▶ Task description: Copy the lines from the line containing "sv-value: 200 <box>285 322 306 336</box>" through the line containing "keyword-link[interactable]: gif kopi di", switching every "filter" to "facet" and changing nothing else.
--------------------------------------------------
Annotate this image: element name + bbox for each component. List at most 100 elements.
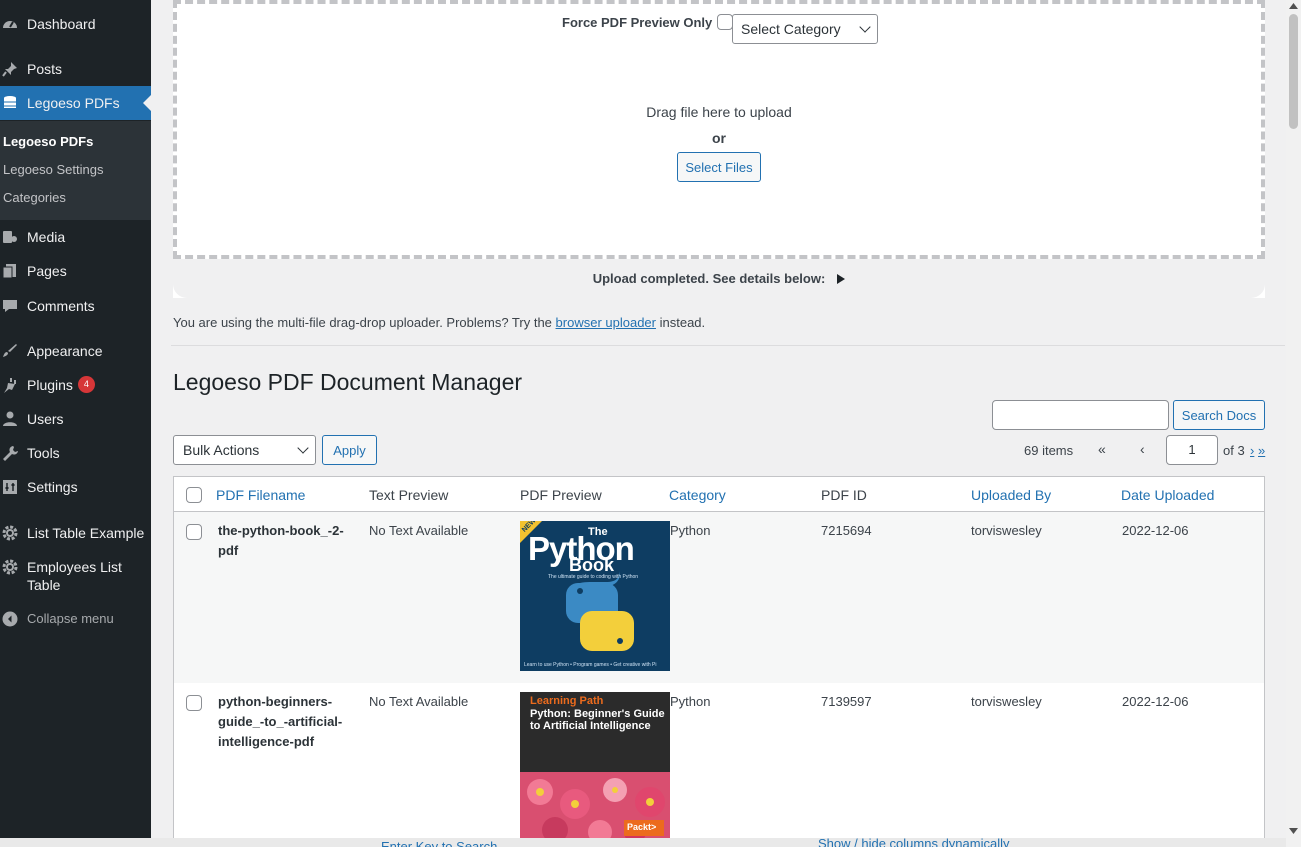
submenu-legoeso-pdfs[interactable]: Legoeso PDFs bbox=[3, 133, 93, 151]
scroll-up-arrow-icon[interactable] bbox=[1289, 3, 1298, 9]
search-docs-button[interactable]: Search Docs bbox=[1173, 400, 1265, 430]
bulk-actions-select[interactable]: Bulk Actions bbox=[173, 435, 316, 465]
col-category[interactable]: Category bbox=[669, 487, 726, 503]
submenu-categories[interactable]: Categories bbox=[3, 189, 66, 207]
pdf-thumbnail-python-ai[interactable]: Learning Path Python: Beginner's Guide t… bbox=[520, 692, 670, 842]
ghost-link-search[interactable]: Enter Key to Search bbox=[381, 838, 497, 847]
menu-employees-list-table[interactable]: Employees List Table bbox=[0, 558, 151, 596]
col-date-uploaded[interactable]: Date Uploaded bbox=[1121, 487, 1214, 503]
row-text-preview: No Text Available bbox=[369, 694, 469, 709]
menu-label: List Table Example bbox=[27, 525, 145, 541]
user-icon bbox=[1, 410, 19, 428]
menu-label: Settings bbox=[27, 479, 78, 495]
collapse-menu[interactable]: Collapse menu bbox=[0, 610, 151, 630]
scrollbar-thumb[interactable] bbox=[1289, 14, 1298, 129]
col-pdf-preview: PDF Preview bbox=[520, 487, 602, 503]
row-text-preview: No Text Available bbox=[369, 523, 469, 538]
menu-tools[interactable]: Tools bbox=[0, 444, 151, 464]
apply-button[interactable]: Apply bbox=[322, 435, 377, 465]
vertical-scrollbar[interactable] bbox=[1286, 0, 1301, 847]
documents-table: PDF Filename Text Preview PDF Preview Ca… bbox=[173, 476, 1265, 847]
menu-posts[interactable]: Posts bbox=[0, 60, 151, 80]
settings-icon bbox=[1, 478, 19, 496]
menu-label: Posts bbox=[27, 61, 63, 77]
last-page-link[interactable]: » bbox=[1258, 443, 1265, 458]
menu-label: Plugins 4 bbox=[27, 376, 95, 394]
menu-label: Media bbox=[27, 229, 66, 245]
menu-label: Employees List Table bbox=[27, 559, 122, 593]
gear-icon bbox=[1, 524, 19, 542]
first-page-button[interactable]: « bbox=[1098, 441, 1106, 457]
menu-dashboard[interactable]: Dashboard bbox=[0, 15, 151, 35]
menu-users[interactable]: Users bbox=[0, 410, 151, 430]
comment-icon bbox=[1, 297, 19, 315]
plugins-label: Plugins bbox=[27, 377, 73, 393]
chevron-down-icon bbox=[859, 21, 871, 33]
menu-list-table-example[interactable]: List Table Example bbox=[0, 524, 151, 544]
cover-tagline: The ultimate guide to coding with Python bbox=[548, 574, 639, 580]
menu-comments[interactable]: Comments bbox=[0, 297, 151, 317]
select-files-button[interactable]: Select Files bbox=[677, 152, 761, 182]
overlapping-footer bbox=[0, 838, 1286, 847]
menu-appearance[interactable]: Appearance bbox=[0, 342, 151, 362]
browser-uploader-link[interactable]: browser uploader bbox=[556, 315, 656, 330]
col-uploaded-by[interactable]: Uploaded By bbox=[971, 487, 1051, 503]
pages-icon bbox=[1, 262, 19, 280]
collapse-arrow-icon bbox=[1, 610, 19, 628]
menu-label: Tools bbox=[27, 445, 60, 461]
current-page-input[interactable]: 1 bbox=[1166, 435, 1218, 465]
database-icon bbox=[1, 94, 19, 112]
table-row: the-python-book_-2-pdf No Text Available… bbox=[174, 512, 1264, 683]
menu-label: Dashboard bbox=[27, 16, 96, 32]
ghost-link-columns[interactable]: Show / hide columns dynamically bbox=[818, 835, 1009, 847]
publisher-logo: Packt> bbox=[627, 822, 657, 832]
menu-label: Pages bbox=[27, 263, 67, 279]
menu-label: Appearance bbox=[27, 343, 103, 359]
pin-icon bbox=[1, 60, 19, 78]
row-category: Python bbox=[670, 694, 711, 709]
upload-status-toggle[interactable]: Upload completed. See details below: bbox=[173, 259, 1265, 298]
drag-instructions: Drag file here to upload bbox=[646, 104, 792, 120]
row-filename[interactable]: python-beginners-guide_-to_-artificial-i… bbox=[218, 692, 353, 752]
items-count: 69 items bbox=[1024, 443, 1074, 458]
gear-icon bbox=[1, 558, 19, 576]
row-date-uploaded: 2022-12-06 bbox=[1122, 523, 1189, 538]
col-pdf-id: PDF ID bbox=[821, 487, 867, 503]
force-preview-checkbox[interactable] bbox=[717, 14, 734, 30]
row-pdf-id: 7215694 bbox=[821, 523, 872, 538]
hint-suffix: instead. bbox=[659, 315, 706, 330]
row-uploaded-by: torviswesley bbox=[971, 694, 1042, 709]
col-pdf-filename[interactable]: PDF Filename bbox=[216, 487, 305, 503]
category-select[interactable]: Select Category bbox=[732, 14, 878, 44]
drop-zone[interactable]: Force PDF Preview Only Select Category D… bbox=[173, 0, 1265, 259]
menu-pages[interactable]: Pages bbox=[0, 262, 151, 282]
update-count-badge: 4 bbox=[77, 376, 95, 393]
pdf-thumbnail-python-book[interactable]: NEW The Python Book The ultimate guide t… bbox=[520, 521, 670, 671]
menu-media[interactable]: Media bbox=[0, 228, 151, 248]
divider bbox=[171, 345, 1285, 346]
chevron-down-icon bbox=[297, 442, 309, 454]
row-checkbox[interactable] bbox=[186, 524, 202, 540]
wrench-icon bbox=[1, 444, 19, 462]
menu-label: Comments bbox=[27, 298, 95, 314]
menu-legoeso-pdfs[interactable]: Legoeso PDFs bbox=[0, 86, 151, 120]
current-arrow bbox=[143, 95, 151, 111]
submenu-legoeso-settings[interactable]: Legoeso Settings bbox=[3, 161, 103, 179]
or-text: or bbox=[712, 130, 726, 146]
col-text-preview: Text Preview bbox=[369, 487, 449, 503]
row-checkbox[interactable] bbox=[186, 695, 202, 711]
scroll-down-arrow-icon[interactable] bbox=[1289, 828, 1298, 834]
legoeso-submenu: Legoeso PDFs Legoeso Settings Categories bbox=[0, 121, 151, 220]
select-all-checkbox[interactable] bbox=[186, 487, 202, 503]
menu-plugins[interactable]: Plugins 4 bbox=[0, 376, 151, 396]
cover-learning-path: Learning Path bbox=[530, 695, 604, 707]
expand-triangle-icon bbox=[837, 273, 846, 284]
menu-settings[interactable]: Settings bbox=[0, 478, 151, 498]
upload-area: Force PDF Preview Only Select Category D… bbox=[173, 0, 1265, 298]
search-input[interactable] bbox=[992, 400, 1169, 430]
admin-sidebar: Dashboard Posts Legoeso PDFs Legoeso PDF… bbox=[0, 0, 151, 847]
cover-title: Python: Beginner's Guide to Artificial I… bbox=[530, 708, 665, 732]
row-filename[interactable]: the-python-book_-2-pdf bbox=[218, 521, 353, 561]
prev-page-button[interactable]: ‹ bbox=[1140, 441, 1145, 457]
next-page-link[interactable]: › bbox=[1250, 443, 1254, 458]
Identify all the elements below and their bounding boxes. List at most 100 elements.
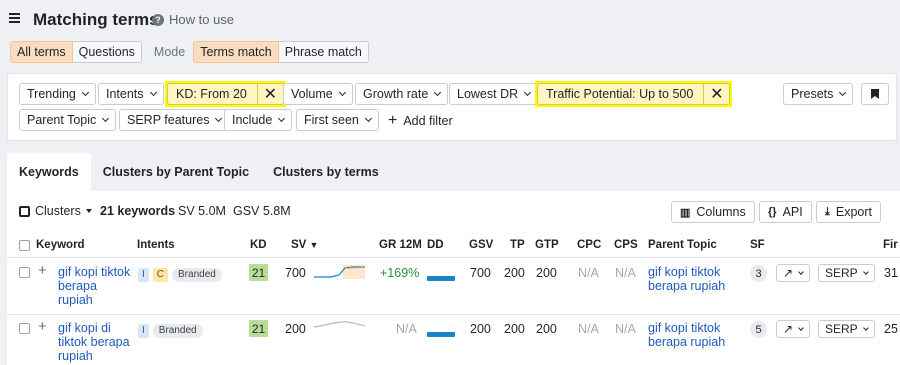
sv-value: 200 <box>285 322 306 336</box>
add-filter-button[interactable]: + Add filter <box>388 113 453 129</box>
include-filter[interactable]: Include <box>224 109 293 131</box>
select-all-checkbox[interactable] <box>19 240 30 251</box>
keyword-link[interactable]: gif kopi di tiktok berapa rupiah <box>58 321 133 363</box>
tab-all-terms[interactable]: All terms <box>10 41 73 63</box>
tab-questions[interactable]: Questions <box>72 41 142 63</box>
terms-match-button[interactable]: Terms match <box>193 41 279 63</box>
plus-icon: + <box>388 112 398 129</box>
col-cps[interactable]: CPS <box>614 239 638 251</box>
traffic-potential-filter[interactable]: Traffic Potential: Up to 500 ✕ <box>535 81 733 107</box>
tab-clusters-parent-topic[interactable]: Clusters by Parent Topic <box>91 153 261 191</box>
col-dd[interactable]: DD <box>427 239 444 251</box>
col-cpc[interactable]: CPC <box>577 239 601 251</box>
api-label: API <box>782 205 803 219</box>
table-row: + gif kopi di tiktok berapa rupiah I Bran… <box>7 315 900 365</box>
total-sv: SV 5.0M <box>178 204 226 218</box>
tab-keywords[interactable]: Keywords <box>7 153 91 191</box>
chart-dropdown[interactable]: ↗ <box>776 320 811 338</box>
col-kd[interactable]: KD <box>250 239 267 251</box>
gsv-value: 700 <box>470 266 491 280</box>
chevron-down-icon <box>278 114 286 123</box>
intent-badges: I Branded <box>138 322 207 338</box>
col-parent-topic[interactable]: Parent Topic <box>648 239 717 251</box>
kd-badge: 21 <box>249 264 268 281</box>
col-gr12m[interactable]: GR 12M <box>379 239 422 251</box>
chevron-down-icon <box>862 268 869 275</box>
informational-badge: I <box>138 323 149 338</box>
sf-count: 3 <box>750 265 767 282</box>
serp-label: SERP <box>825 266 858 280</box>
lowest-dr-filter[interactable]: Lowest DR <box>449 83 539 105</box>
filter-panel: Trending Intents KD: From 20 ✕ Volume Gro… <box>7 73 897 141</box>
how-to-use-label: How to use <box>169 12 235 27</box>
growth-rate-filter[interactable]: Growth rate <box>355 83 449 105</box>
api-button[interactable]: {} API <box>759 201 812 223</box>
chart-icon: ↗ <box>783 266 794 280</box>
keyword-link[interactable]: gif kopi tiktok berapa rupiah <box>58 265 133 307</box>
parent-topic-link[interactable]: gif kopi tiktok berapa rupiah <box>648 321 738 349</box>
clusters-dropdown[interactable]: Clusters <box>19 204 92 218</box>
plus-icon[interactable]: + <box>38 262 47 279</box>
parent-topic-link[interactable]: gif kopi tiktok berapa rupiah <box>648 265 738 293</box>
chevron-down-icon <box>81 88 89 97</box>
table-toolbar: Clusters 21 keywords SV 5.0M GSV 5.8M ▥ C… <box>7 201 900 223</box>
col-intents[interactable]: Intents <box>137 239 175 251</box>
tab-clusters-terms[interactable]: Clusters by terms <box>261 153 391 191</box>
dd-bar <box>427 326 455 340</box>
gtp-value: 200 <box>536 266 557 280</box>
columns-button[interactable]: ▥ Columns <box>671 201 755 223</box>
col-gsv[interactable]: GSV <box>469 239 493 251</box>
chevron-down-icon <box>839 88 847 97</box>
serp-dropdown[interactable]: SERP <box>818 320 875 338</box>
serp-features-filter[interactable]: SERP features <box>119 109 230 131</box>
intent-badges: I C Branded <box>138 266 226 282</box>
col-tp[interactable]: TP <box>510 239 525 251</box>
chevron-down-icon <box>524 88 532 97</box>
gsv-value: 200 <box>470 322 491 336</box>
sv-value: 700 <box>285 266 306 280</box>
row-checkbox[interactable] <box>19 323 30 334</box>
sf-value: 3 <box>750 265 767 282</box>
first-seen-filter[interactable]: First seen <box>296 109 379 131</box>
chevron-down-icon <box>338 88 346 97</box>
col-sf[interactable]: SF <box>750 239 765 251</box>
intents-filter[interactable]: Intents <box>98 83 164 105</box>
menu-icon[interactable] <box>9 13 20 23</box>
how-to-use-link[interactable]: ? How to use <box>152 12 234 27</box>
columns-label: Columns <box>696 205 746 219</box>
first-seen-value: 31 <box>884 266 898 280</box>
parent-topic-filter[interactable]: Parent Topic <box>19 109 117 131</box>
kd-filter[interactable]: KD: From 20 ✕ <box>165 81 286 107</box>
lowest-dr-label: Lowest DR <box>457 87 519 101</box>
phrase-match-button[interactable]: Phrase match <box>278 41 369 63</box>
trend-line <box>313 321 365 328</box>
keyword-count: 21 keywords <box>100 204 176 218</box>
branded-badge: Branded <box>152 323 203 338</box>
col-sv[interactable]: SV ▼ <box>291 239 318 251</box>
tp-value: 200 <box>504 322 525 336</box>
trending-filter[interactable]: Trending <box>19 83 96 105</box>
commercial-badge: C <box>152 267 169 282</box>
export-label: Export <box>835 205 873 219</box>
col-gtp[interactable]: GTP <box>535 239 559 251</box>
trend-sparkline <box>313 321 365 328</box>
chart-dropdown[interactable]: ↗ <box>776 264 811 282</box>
--------------------------------------------------
▶ Answer below:
sv-value: 200 <box>285 322 306 336</box>
add-facet-button[interactable]: + Add facet <box>388 113 453 129</box>
include-facet[interactable]: Include <box>224 109 293 131</box>
select-all-checkbox[interactable] <box>19 240 30 251</box>
keyword-link[interactable]: gif kopi di tiktok berapa rupiah <box>58 321 133 363</box>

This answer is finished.